++++ RAW DATA ++++
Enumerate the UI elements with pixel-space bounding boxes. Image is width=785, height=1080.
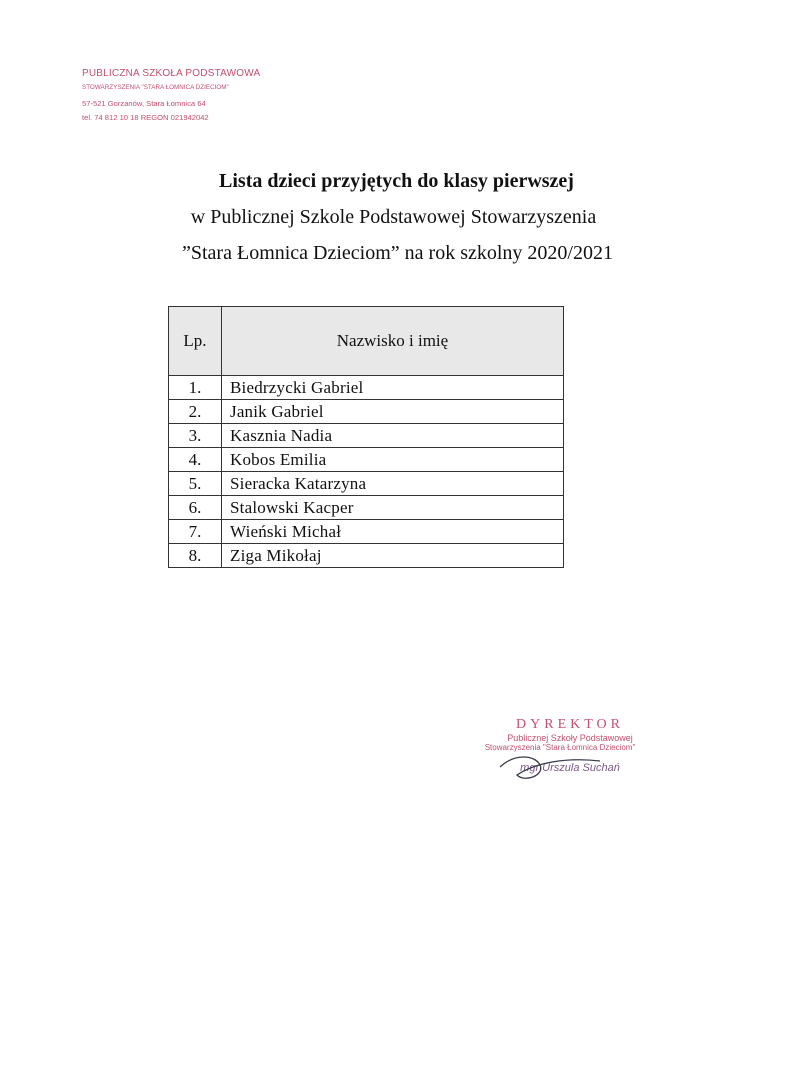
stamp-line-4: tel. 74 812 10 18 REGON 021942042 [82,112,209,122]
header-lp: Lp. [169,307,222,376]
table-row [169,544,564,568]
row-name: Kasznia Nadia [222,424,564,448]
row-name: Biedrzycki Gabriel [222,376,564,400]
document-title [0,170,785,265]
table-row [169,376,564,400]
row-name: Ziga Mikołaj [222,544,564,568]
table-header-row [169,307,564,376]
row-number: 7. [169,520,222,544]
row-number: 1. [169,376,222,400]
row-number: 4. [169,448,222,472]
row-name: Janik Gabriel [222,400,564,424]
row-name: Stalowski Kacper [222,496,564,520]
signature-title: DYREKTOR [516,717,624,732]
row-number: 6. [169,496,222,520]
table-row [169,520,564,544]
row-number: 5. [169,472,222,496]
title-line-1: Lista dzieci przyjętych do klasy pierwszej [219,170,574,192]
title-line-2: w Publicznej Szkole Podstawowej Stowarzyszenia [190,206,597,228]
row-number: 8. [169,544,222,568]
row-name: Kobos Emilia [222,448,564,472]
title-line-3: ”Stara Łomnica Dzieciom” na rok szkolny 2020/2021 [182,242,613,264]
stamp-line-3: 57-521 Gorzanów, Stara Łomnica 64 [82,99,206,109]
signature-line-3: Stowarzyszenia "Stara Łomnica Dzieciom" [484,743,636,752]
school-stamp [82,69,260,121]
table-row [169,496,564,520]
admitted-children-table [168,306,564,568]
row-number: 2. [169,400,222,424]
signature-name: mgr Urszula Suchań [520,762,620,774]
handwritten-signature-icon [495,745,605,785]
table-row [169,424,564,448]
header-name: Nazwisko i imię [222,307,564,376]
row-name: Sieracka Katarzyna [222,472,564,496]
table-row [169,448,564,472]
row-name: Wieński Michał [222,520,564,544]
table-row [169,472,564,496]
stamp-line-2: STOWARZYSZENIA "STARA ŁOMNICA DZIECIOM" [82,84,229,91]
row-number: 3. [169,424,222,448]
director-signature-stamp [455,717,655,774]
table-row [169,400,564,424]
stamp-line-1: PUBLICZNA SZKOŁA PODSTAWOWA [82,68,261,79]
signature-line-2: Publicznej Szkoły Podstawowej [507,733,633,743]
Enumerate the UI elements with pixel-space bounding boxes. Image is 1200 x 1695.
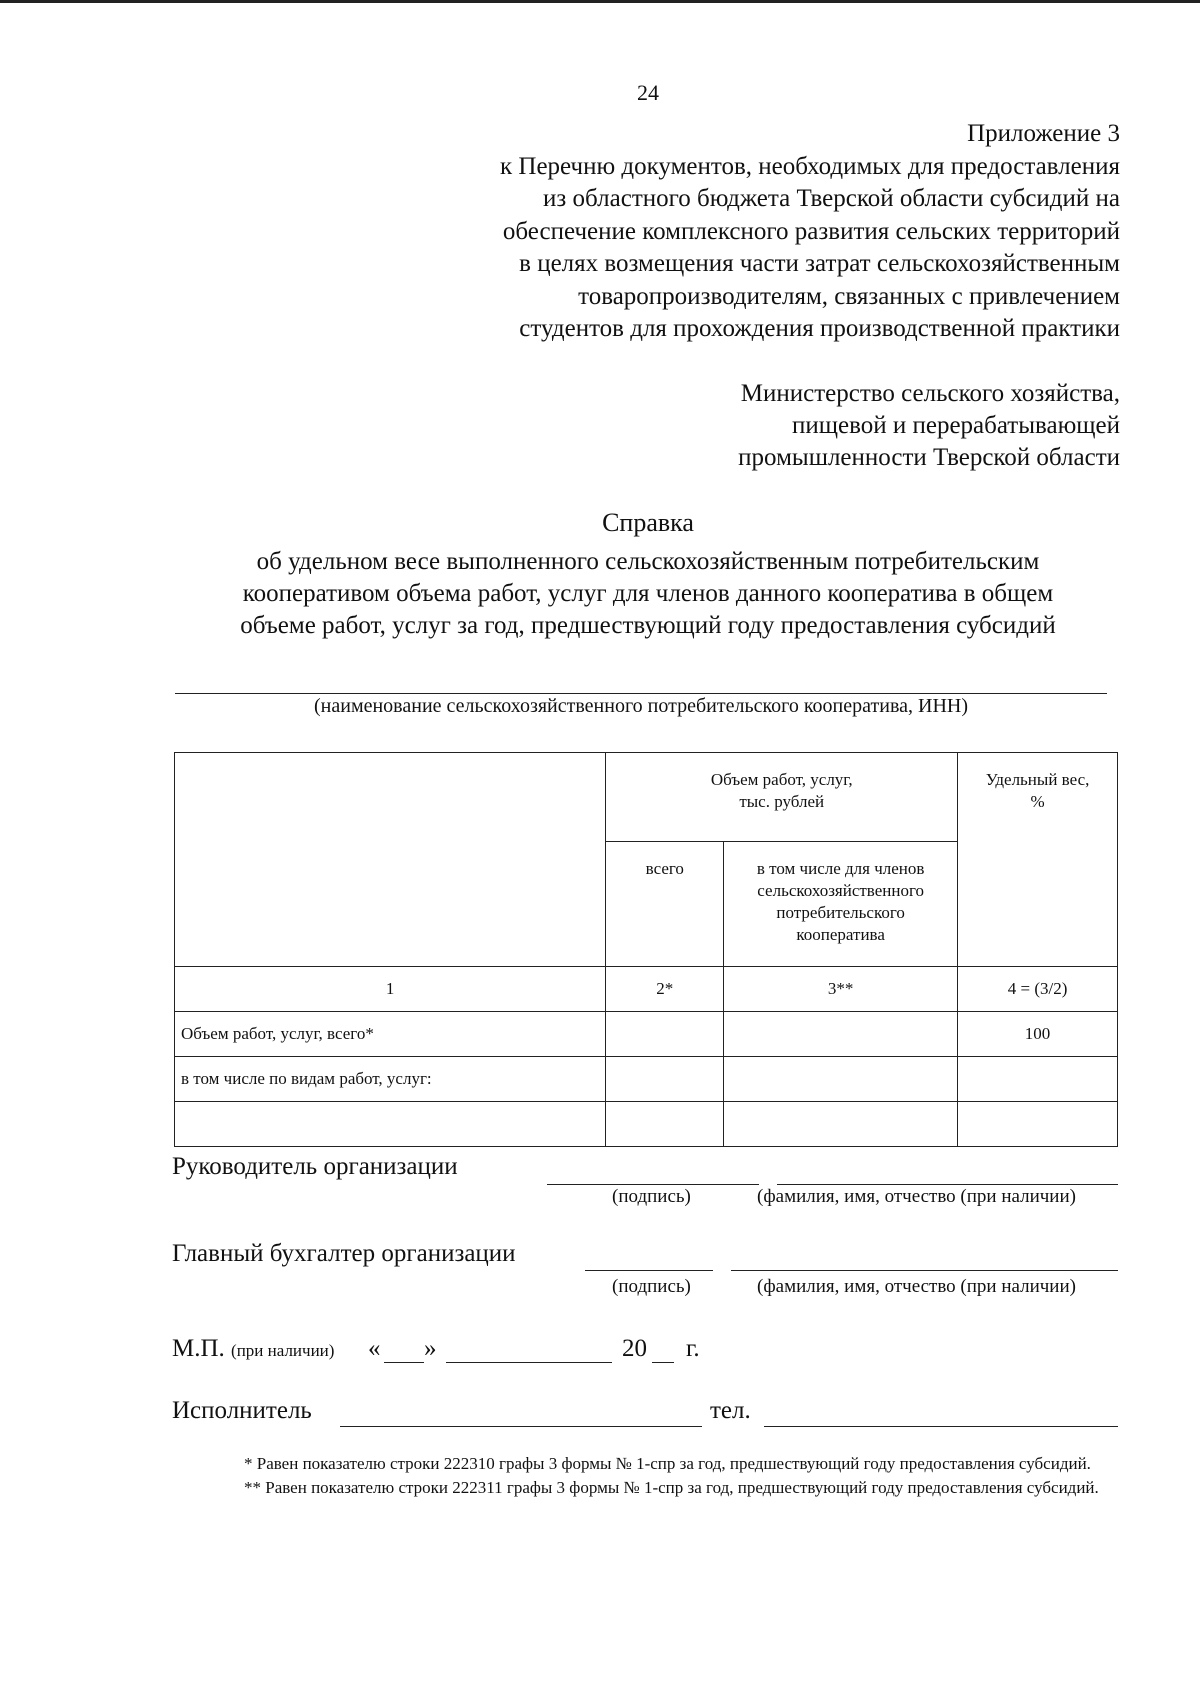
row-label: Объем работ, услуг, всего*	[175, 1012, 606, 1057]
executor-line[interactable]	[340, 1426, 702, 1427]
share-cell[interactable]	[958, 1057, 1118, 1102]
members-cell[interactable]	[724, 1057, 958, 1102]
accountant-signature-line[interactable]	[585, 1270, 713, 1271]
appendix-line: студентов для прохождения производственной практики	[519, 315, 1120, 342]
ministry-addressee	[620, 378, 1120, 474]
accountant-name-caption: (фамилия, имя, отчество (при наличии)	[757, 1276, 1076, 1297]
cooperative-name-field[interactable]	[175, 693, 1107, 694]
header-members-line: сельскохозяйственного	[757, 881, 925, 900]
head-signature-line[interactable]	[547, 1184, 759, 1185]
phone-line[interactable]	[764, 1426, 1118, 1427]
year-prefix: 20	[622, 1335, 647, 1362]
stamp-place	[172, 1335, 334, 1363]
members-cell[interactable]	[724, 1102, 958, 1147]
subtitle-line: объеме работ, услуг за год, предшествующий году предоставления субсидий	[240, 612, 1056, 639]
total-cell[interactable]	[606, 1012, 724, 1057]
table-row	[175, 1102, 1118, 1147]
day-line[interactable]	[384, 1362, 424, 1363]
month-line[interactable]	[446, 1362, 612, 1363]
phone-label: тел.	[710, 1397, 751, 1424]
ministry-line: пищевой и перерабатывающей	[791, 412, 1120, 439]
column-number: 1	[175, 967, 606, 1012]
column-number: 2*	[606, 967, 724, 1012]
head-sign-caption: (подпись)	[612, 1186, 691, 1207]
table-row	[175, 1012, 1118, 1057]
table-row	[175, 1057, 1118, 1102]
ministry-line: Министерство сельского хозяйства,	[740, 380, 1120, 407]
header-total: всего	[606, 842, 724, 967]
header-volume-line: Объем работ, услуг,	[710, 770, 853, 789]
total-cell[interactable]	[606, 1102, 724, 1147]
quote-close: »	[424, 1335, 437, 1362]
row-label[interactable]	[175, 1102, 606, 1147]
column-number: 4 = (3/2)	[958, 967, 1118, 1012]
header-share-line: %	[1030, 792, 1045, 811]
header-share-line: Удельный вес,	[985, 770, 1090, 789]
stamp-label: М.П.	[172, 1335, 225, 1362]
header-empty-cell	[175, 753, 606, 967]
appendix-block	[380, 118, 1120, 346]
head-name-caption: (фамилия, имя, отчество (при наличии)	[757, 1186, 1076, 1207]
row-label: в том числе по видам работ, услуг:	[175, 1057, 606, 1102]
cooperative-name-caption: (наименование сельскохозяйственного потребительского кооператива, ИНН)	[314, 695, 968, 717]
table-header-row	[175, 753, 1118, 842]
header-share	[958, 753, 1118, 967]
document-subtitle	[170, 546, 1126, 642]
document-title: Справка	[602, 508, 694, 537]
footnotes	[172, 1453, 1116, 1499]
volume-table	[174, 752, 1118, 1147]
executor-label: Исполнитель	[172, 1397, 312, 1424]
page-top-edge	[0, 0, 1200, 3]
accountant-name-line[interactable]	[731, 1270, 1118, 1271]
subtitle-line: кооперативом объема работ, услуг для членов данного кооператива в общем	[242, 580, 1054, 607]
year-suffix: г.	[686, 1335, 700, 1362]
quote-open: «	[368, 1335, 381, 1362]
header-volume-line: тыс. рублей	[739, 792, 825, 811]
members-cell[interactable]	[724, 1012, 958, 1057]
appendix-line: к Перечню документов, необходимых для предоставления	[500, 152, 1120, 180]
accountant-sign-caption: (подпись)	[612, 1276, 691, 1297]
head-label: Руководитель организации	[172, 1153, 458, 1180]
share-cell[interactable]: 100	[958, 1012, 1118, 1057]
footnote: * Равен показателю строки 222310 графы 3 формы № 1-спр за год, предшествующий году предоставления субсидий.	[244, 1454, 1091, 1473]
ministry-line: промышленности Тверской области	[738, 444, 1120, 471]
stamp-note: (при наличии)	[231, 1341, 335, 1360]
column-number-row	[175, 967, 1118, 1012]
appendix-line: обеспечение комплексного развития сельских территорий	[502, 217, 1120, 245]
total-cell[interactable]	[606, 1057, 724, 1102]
++++
**TO BE DONE**.
Copy out every line of the items above without any changes, leaving out the pictures.

**SOLVED PROBLEM**.
Enumerate the UI elements with pixel-space bounding boxes. Image is width=785, height=1080.
stamp-line-4: tel. 74 812 10 18 REGON 021942042 [82,112,209,122]
header-lp: Lp. [169,307,222,376]
table-row [169,544,564,568]
row-name: Kasznia Nadia [222,424,564,448]
row-name: Biedrzycki Gabriel [222,376,564,400]
document-title [0,170,785,265]
table-row [169,376,564,400]
row-name: Ziga Mikołaj [222,544,564,568]
table-header-row [169,307,564,376]
row-number: 7. [169,520,222,544]
row-number: 1. [169,376,222,400]
row-number: 4. [169,448,222,472]
row-name: Janik Gabriel [222,400,564,424]
row-name: Stalowski Kacper [222,496,564,520]
signature-title: DYREKTOR [516,717,624,732]
row-number: 6. [169,496,222,520]
table-row [169,520,564,544]
row-number: 5. [169,472,222,496]
title-line-1: Lista dzieci przyjętych do klasy pierwszej [219,170,574,192]
title-line-2: w Publicznej Szkole Podstawowej Stowarzyszenia [190,206,597,228]
row-number: 8. [169,544,222,568]
row-name: Kobos Emilia [222,448,564,472]
title-line-3: ”Stara Łomnica Dzieciom” na rok szkolny 2020/2021 [182,242,613,264]
stamp-line-3: 57-521 Gorzanów, Stara Łomnica 64 [82,99,206,109]
signature-line-3: Stowarzyszenia "Stara Łomnica Dzieciom" [484,743,636,752]
school-stamp [82,69,260,121]
table-row [169,496,564,520]
admitted-children-table [168,306,564,568]
row-number: 2. [169,400,222,424]
signature-name: mgr Urszula Suchań [520,762,620,774]
handwritten-signature-icon [495,745,605,785]
table-row [169,424,564,448]
header-name: Nazwisko i imię [222,307,564,376]
row-name: Sieracka Katarzyna [222,472,564,496]
table-row [169,448,564,472]
row-name: Wieński Michał [222,520,564,544]
table-row [169,472,564,496]
stamp-line-2: STOWARZYSZENIA "STARA ŁOMNICA DZIECIOM" [82,84,229,91]
row-number: 3. [169,424,222,448]
director-signature-stamp [455,717,655,774]
table-row [169,400,564,424]
stamp-line-1: PUBLICZNA SZKOŁA PODSTAWOWA [82,68,261,79]
signature-line-2: Publicznej Szkoły Podstawowej [507,733,633,743]
Enumerate the UI elements with pixel-space bounding boxes. Image is 1200 x 1695.
row-label: Объем работ, услуг, всего*	[175, 1012, 606, 1057]
executor-line[interactable]	[340, 1426, 702, 1427]
share-cell[interactable]	[958, 1057, 1118, 1102]
members-cell[interactable]	[724, 1057, 958, 1102]
accountant-signature-line[interactable]	[585, 1270, 713, 1271]
appendix-line: студентов для прохождения производственной практики	[519, 315, 1120, 342]
ministry-addressee	[620, 378, 1120, 474]
accountant-name-caption: (фамилия, имя, отчество (при наличии)	[757, 1276, 1076, 1297]
cooperative-name-field[interactable]	[175, 693, 1107, 694]
header-members-line: сельскохозяйственного	[757, 881, 925, 900]
head-signature-line[interactable]	[547, 1184, 759, 1185]
phone-line[interactable]	[764, 1426, 1118, 1427]
year-prefix: 20	[622, 1335, 647, 1362]
stamp-place	[172, 1335, 334, 1363]
members-cell[interactable]	[724, 1102, 958, 1147]
subtitle-line: объеме работ, услуг за год, предшествующий году предоставления субсидий	[240, 612, 1056, 639]
total-cell[interactable]	[606, 1012, 724, 1057]
table-row	[175, 1102, 1118, 1147]
day-line[interactable]	[384, 1362, 424, 1363]
month-line[interactable]	[446, 1362, 612, 1363]
phone-label: тел.	[710, 1397, 751, 1424]
ministry-line: пищевой и перерабатывающей	[791, 412, 1120, 439]
column-number: 1	[175, 967, 606, 1012]
column-number: 2*	[606, 967, 724, 1012]
head-sign-caption: (подпись)	[612, 1186, 691, 1207]
table-row	[175, 1012, 1118, 1057]
table-row	[175, 1057, 1118, 1102]
ministry-line: Министерство сельского хозяйства,	[740, 380, 1120, 407]
header-total: всего	[606, 842, 724, 967]
header-volume-line: Объем работ, услуг,	[710, 770, 853, 789]
total-cell[interactable]	[606, 1102, 724, 1147]
quote-close: »	[424, 1335, 437, 1362]
row-label[interactable]	[175, 1102, 606, 1147]
column-number: 4 = (3/2)	[958, 967, 1118, 1012]
header-share-line: %	[1030, 792, 1045, 811]
header-share-line: Удельный вес,	[985, 770, 1090, 789]
stamp-label: М.П.	[172, 1335, 225, 1362]
header-empty-cell	[175, 753, 606, 967]
appendix-block	[380, 118, 1120, 346]
head-name-caption: (фамилия, имя, отчество (при наличии)	[757, 1186, 1076, 1207]
row-label: в том числе по видам работ, услуг:	[175, 1057, 606, 1102]
cooperative-name-caption: (наименование сельскохозяйственного потребительского кооператива, ИНН)	[314, 695, 968, 717]
table-header-row	[175, 753, 1118, 842]
header-share	[958, 753, 1118, 967]
document-subtitle	[170, 546, 1126, 642]
document-title: Справка	[602, 508, 694, 537]
footnotes	[172, 1453, 1116, 1499]
volume-table	[174, 752, 1118, 1147]
executor-label: Исполнитель	[172, 1397, 312, 1424]
page-top-edge	[0, 0, 1200, 3]
accountant-name-line[interactable]	[731, 1270, 1118, 1271]
subtitle-line: кооперативом объема работ, услуг для членов данного кооператива в общем	[242, 580, 1054, 607]
year-suffix: г.	[686, 1335, 700, 1362]
quote-open: «	[368, 1335, 381, 1362]
header-volume-line: тыс. рублей	[739, 792, 825, 811]
members-cell[interactable]	[724, 1012, 958, 1057]
appendix-line: к Перечню документов, необходимых для предоставления	[500, 152, 1120, 180]
accountant-sign-caption: (подпись)	[612, 1276, 691, 1297]
head-label: Руководитель организации	[172, 1153, 458, 1180]
share-cell[interactable]: 100	[958, 1012, 1118, 1057]
footnote: * Равен показателю строки 222310 графы 3 формы № 1-спр за год, предшествующий году предоставления субсидий.	[244, 1454, 1091, 1473]
ministry-line: промышленности Тверской области	[738, 444, 1120, 471]
stamp-note: (при наличии)	[231, 1341, 335, 1360]
column-number-row	[175, 967, 1118, 1012]
appendix-line: обеспечение комплексного развития сельских территорий	[502, 217, 1120, 245]
total-cell[interactable]	[606, 1057, 724, 1102]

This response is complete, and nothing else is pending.